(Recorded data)
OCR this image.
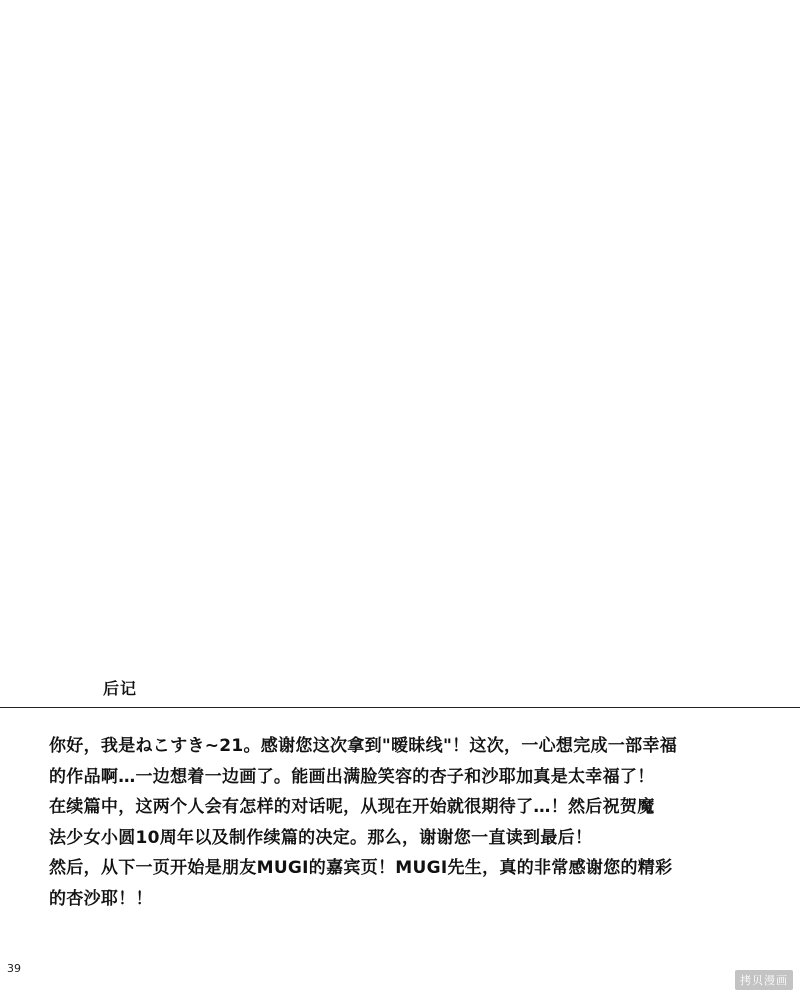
后记
你好，我是ねこすき~21。感谢您这次拿到"暧昧线"！这次，一心想完成一部幸福
的作品啊…一边想着一边画了。能画出满脸笑容的杏子和沙耶加真是太幸福了！
在续篇中，这两个人会有怎样的对话呢，从现在开始就很期待了…！然后祝贺魔
法少女小圆10周年以及制作续篇的决定。那么，谢谢您一直读到最后！
然后，从下一页开始是朋友MUGI的嘉宾页！MUGI先生，真的非常感谢您的精彩
的杏沙耶！！
39
拷贝漫画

PROBLEM DESCRIPTION. Write out each line of the data exactly; the images should be left out.

SOLVED EXERCISE.
OCR this image.
后记
你好，我是ねこすき~21。感谢您这次拿到"暧昧线"！这次，一心想完成一部幸福
的作品啊…一边想着一边画了。能画出满脸笑容的杏子和沙耶加真是太幸福了！
在续篇中，这两个人会有怎样的对话呢，从现在开始就很期待了…！然后祝贺魔
法少女小圆10周年以及制作续篇的决定。那么，谢谢您一直读到最后！
然后，从下一页开始是朋友MUGI的嘉宾页！MUGI先生，真的非常感谢您的精彩
的杏沙耶！！
39
拷贝漫画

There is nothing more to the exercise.